> [Work instructions]
Answer with nothing except the number of lines that contain the word "name".

------------------------------------------------

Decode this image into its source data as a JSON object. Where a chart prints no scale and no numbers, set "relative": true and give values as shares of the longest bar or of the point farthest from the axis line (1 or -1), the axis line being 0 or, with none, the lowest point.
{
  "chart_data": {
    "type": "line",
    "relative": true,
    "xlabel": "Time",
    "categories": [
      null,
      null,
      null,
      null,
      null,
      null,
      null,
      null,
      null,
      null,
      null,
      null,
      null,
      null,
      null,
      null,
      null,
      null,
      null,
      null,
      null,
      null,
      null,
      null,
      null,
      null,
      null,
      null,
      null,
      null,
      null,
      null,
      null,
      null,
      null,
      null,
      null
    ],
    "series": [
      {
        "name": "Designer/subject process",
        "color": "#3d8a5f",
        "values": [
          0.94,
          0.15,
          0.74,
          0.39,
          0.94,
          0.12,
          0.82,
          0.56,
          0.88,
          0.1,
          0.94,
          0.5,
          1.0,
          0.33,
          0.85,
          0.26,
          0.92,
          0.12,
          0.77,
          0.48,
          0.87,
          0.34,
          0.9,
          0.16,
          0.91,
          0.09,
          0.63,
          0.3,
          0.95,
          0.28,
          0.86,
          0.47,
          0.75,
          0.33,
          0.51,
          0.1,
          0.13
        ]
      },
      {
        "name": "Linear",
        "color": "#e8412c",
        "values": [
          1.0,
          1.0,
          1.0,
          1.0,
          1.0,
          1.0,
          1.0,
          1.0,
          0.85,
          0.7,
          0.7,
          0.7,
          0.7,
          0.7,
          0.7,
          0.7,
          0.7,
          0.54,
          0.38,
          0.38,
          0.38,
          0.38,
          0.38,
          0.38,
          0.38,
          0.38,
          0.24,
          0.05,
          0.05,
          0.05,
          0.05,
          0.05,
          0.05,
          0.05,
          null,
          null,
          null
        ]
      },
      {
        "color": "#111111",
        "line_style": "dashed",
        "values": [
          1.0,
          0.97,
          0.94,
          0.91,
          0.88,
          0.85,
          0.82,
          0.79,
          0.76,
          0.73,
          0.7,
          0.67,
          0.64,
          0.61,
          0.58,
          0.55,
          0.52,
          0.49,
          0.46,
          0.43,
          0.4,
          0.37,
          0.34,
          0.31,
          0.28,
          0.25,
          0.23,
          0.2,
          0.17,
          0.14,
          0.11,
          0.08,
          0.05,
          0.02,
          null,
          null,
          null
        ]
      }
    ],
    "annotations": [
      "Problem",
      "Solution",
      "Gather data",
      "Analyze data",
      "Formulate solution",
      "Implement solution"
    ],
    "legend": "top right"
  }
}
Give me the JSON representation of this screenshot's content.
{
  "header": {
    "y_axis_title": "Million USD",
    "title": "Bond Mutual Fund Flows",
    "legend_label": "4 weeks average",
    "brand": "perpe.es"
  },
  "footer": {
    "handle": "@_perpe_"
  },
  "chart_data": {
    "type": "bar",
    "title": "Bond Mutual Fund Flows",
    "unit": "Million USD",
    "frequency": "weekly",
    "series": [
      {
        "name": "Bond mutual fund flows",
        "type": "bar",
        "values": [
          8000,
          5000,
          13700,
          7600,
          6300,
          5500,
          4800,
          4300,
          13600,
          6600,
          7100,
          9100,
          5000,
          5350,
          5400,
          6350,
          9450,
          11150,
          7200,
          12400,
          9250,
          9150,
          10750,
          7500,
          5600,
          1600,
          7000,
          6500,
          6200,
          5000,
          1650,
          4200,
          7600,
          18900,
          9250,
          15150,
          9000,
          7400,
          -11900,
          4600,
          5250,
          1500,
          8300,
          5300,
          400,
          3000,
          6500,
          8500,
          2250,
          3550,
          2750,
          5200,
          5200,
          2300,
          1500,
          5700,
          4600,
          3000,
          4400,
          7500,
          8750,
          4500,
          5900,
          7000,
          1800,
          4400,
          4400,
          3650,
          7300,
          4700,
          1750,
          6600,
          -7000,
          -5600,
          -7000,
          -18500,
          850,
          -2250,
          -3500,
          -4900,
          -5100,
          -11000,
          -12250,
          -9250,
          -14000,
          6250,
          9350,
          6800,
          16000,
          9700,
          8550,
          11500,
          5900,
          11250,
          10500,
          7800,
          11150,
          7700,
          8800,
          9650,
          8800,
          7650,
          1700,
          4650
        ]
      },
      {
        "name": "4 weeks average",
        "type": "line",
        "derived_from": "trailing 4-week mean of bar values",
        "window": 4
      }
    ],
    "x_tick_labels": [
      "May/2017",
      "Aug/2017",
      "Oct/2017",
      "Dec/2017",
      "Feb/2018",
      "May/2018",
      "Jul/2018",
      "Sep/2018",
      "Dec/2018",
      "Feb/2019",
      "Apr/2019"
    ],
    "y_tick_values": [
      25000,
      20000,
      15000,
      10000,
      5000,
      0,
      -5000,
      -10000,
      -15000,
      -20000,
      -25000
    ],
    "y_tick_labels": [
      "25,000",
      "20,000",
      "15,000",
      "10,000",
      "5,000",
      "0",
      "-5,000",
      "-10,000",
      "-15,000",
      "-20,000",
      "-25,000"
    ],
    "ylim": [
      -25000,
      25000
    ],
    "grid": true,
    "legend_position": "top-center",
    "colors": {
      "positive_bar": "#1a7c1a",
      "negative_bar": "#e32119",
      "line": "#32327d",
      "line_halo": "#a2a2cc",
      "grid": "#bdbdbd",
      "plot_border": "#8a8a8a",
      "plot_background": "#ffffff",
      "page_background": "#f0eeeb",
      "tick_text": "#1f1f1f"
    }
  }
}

------------------------------------------------

> [Solution for this problem]
4